Recorded data
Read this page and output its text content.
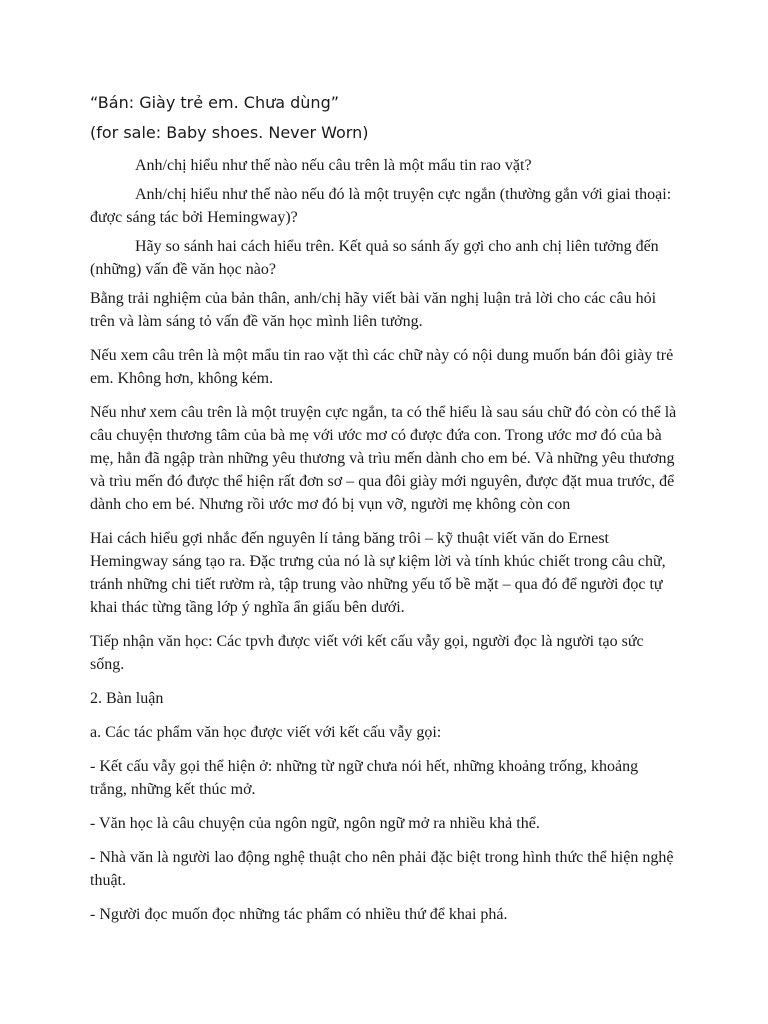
“Bán: Giày trẻ em. Chưa dùng”

(for sale: Baby shoes. Never Worn)

Anh/chị hiểu như thế nào nếu câu trên là một mẩu tin rao vặt?

Anh/chị hiểu như thế nào nếu đó là một truyện cực ngắn (thường gắn với giai thoại: được sáng tác bởi Hemingway)?

Hãy so sánh hai cách hiểu trên. Kết quả so sánh ấy gợi cho anh chị liên tưởng đến (những) vấn đề văn học nào?

Bằng trải nghiệm của bản thân, anh/chị hãy viết bài văn nghị luận trả lời cho các câu hỏi trên và làm sáng tỏ vấn đề văn học mình liên tưởng.

Nếu xem câu trên là một mẩu tin rao vặt thì các chữ này có nội dung muốn bán đôi giày trẻ em. Không hơn, không kém.

Nếu như xem câu trên là một truyện cực ngắn, ta có thể hiểu là sau sáu chữ đó còn có thể là câu chuyện thương tâm của bà mẹ với ước mơ có được đứa con. Trong ước mơ đó của bà mẹ, hẳn đã ngập tràn những yêu thương và trìu mến dành cho em bé. Và những yêu thương và trìu mến đó được thể hiện rất đơn sơ – qua đôi giày mới nguyên, được đặt mua trước, để dành cho em bé. Nhưng rồi ước mơ đó bị vụn vỡ, người mẹ không còn con

Hai cách hiểu gợi nhắc đến nguyên lí tảng băng trôi – kỹ thuật viết văn do Ernest Hemingway sáng tạo ra. Đặc trưng của nó là sự kiệm lời và tính khúc chiết trong câu chữ, tránh những chi tiết rườm rà, tập trung vào những yếu tố bề mặt – qua đó để người đọc tự khai thác từng tầng lớp ý nghĩa ẩn giấu bên dưới.

Tiếp nhận văn học: Các tpvh được viết với kết cấu vẫy gọi, người đọc là người tạo sức sống.

2. Bàn luận

a. Các tác phẩm văn học được viết với kết cấu vẫy gọi:

- Kết cấu vẫy gọi thể hiện ở: những từ ngữ chưa nói hết, những khoảng trống, khoảng trắng, những kết thúc mở.

- Văn học là câu chuyện của ngôn ngữ, ngôn ngữ mở ra nhiều khả thể.

- Nhà văn là người lao động nghệ thuật cho nên phải đặc biệt trong hình thức thể hiện nghệ thuật.

- Người đọc muốn đọc những tác phẩm có nhiều thứ để khai phá.
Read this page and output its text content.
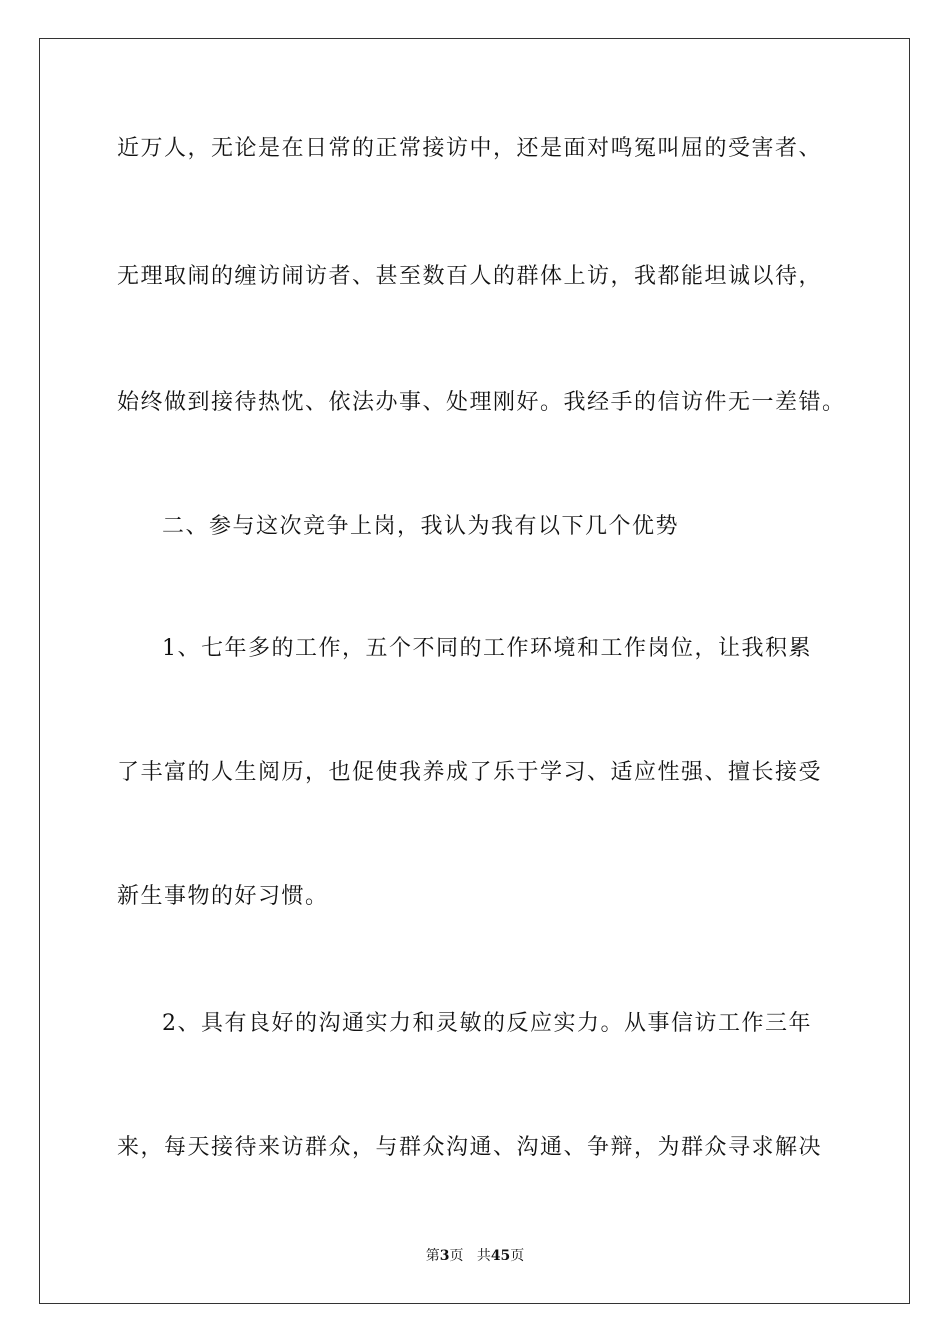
近万人，无论是在日常的正常接访中，还是面对鸣冤叫屈的受害者、
无理取闹的缠访闹访者、甚至数百人的群体上访，我都能坦诚以待，
始终做到接待热忱、依法办事、处理刚好。我经手的信访件无一差错。
二、参与这次竞争上岗，我认为我有以下几个优势
1、七年多的工作，五个不同的工作环境和工作岗位，让我积累
了丰富的人生阅历，也促使我养成了乐于学习、适应性强、擅长接受
新生事物的好习惯。
2、具有良好的沟通实力和灵敏的反应实力。从事信访工作三年
来，每天接待来访群众，与群众沟通、沟通、争辩，为群众寻求解决
第3页 共45页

TASK DIRECTIONS:
Transcribe each line above verbatim, with the pictures left out.

ANSWER FOR THIS EXERCISE:
Read this page and output its text content.
“Bán: Giày trẻ em. Chưa dùng”

(for sale: Baby shoes. Never Worn)

Anh/chị hiểu như thế nào nếu câu trên là một mẩu tin rao vặt?

Anh/chị hiểu như thế nào nếu đó là một truyện cực ngắn (thường gắn với giai thoại: được sáng tác bởi Hemingway)?

Hãy so sánh hai cách hiểu trên. Kết quả so sánh ấy gợi cho anh chị liên tưởng đến (những) vấn đề văn học nào?

Bằng trải nghiệm của bản thân, anh/chị hãy viết bài văn nghị luận trả lời cho các câu hỏi trên và làm sáng tỏ vấn đề văn học mình liên tưởng.

Nếu xem câu trên là một mẩu tin rao vặt thì các chữ này có nội dung muốn bán đôi giày trẻ em. Không hơn, không kém.

Nếu như xem câu trên là một truyện cực ngắn, ta có thể hiểu là sau sáu chữ đó còn có thể là câu chuyện thương tâm của bà mẹ với ước mơ có được đứa con. Trong ước mơ đó của bà mẹ, hẳn đã ngập tràn những yêu thương và trìu mến dành cho em bé. Và những yêu thương và trìu mến đó được thể hiện rất đơn sơ – qua đôi giày mới nguyên, được đặt mua trước, để dành cho em bé. Nhưng rồi ước mơ đó bị vụn vỡ, người mẹ không còn con

Hai cách hiểu gợi nhắc đến nguyên lí tảng băng trôi – kỹ thuật viết văn do Ernest Hemingway sáng tạo ra. Đặc trưng của nó là sự kiệm lời và tính khúc chiết trong câu chữ, tránh những chi tiết rườm rà, tập trung vào những yếu tố bề mặt – qua đó để người đọc tự khai thác từng tầng lớp ý nghĩa ẩn giấu bên dưới.

Tiếp nhận văn học: Các tpvh được viết với kết cấu vẫy gọi, người đọc là người tạo sức sống.

2. Bàn luận

a. Các tác phẩm văn học được viết với kết cấu vẫy gọi:

- Kết cấu vẫy gọi thể hiện ở: những từ ngữ chưa nói hết, những khoảng trống, khoảng trắng, những kết thúc mở.

- Văn học là câu chuyện của ngôn ngữ, ngôn ngữ mở ra nhiều khả thể.

- Nhà văn là người lao động nghệ thuật cho nên phải đặc biệt trong hình thức thể hiện nghệ thuật.

- Người đọc muốn đọc những tác phẩm có nhiều thứ để khai phá.
Read this page and output its text content.
近万人，无论是在日常的正常接访中，还是面对鸣冤叫屈的受害者、
无理取闹的缠访闹访者、甚至数百人的群体上访，我都能坦诚以待，
始终做到接待热忱、依法办事、处理刚好。我经手的信访件无一差错。
二、参与这次竞争上岗，我认为我有以下几个优势
1、七年多的工作，五个不同的工作环境和工作岗位，让我积累
了丰富的人生阅历，也促使我养成了乐于学习、适应性强、擅长接受
新生事物的好习惯。
2、具有良好的沟通实力和灵敏的反应实力。从事信访工作三年
来，每天接待来访群众，与群众沟通、沟通、争辩，为群众寻求解决
第3页 共45页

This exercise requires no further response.